Exercise goal »
Can you return the material below word for word, from its first line through the line containing "keypad-cell-1 — [226, 103, 279, 156]", with both of those lines included?

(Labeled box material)
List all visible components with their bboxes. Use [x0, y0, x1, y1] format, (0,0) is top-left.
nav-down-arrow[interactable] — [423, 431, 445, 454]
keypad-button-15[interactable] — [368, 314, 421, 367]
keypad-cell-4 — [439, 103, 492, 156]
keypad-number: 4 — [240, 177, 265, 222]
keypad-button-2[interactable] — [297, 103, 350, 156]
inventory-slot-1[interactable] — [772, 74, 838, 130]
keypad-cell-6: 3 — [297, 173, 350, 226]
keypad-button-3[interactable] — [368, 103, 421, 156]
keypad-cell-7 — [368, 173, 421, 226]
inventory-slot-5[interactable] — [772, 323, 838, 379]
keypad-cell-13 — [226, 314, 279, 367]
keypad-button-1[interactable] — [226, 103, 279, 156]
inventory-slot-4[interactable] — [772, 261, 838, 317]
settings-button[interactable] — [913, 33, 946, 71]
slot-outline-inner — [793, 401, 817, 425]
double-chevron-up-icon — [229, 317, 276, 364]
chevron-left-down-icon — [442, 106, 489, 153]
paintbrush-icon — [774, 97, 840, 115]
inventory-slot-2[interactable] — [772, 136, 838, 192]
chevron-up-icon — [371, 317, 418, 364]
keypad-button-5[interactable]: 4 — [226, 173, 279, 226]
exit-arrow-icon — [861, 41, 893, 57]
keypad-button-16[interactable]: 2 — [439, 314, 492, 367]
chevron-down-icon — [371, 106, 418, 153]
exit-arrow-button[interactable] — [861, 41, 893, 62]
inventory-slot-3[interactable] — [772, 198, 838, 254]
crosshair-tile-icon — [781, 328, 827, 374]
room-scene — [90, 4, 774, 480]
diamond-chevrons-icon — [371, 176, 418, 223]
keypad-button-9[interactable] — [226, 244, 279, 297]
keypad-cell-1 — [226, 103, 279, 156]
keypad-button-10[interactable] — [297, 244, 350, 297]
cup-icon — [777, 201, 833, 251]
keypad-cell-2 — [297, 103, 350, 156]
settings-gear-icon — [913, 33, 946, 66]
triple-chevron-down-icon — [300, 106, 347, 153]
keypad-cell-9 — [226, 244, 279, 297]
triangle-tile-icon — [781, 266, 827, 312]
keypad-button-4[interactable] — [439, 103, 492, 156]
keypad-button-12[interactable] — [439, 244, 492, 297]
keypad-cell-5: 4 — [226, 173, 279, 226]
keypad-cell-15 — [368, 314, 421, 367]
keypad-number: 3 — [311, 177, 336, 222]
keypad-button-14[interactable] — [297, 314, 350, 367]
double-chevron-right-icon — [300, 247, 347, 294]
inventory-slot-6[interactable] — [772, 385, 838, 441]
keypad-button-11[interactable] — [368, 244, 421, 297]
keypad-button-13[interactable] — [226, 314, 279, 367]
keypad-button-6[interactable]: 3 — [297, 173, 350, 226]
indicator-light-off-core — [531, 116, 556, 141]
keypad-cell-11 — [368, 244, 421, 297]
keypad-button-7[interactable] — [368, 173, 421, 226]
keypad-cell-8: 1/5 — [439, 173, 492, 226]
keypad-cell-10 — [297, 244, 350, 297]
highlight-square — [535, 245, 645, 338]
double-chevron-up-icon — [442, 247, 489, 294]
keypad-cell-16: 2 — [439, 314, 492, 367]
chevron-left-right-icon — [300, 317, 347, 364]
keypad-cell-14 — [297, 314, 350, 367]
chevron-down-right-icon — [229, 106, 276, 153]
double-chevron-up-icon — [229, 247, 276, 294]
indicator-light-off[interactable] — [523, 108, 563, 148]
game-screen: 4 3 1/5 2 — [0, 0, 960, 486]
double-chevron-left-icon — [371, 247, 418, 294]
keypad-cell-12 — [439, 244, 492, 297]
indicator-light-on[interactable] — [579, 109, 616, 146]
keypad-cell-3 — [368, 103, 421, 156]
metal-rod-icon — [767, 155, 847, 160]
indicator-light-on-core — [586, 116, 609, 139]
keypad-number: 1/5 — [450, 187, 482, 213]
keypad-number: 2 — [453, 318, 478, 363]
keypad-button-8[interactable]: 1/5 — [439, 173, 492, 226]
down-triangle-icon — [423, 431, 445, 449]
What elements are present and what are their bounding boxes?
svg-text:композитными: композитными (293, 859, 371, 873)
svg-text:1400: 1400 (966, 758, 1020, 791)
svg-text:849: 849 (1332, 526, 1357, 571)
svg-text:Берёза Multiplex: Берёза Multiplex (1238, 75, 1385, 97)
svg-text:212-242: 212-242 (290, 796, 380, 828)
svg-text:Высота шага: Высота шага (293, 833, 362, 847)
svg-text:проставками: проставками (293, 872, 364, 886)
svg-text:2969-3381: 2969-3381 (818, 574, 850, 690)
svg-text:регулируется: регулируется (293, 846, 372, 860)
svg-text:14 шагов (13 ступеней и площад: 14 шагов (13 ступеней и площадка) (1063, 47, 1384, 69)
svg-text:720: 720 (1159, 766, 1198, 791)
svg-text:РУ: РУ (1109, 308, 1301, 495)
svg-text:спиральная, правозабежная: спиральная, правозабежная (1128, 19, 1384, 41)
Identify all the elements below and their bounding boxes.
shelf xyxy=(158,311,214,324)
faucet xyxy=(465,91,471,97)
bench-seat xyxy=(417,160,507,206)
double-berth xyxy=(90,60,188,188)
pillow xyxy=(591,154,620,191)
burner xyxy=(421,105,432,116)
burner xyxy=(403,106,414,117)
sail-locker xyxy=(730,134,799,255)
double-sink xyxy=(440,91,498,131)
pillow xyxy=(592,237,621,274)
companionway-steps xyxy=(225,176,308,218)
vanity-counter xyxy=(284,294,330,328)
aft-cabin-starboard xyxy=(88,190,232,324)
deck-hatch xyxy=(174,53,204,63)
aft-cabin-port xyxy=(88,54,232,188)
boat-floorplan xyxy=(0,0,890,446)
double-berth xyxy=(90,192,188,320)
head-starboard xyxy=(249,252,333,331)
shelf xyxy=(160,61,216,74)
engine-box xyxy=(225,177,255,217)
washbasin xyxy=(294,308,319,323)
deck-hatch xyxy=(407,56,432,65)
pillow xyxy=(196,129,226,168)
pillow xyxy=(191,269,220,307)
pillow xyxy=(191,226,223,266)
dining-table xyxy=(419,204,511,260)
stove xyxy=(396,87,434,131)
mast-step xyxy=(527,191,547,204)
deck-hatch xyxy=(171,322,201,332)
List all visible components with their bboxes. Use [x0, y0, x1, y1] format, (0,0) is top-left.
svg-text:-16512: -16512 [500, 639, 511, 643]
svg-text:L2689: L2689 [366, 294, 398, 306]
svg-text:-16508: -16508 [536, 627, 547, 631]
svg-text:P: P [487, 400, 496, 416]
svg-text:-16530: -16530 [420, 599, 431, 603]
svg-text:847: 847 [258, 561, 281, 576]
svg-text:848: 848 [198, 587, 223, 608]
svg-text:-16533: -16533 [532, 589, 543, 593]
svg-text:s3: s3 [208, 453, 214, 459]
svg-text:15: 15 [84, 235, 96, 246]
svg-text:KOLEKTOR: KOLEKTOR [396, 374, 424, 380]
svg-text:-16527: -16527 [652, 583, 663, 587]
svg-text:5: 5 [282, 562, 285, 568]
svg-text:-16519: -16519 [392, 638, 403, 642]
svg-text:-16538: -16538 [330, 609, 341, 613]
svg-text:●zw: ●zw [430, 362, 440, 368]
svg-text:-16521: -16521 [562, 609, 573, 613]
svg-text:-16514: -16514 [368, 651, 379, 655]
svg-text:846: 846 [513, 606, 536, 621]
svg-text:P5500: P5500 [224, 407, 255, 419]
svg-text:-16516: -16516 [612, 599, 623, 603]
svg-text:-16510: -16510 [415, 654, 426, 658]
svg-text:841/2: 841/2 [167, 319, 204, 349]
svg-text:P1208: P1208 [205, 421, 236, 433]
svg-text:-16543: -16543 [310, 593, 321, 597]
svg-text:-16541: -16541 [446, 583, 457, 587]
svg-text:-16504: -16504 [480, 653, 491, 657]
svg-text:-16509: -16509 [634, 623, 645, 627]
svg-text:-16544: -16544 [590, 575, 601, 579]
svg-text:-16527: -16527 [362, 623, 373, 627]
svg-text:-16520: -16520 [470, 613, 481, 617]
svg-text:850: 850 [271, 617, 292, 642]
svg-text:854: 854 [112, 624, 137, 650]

Written solution »
List all visible components with their bboxes. Use [x0, y0, x1, y1] format, (0,0) is top-left.
nav-down-arrow[interactable] — [423, 431, 445, 454]
keypad-button-15[interactable] — [368, 314, 421, 367]
keypad-cell-4 — [439, 103, 492, 156]
keypad-number: 4 — [240, 177, 265, 222]
keypad-button-2[interactable] — [297, 103, 350, 156]
inventory-slot-1[interactable] — [772, 74, 838, 130]
keypad-cell-6: 3 — [297, 173, 350, 226]
keypad-button-3[interactable] — [368, 103, 421, 156]
keypad-cell-7 — [368, 173, 421, 226]
inventory-slot-5[interactable] — [772, 323, 838, 379]
keypad-cell-13 — [226, 314, 279, 367]
keypad-button-1[interactable] — [226, 103, 279, 156]
inventory-slot-4[interactable] — [772, 261, 838, 317]
settings-button[interactable] — [913, 33, 946, 71]
slot-outline-inner — [793, 401, 817, 425]
double-chevron-up-icon — [229, 317, 276, 364]
chevron-left-down-icon — [442, 106, 489, 153]
paintbrush-icon — [774, 97, 840, 115]
inventory-slot-2[interactable] — [772, 136, 838, 192]
chevron-up-icon — [371, 317, 418, 364]
keypad-button-5[interactable]: 4 — [226, 173, 279, 226]
exit-arrow-icon — [861, 41, 893, 57]
keypad-button-16[interactable]: 2 — [439, 314, 492, 367]
chevron-down-icon — [371, 106, 418, 153]
exit-arrow-button[interactable] — [861, 41, 893, 62]
inventory-slot-3[interactable] — [772, 198, 838, 254]
crosshair-tile-icon — [781, 328, 827, 374]
room-scene — [90, 4, 774, 480]
diamond-chevrons-icon — [371, 176, 418, 223]
keypad-button-9[interactable] — [226, 244, 279, 297]
keypad-cell-1 — [226, 103, 279, 156]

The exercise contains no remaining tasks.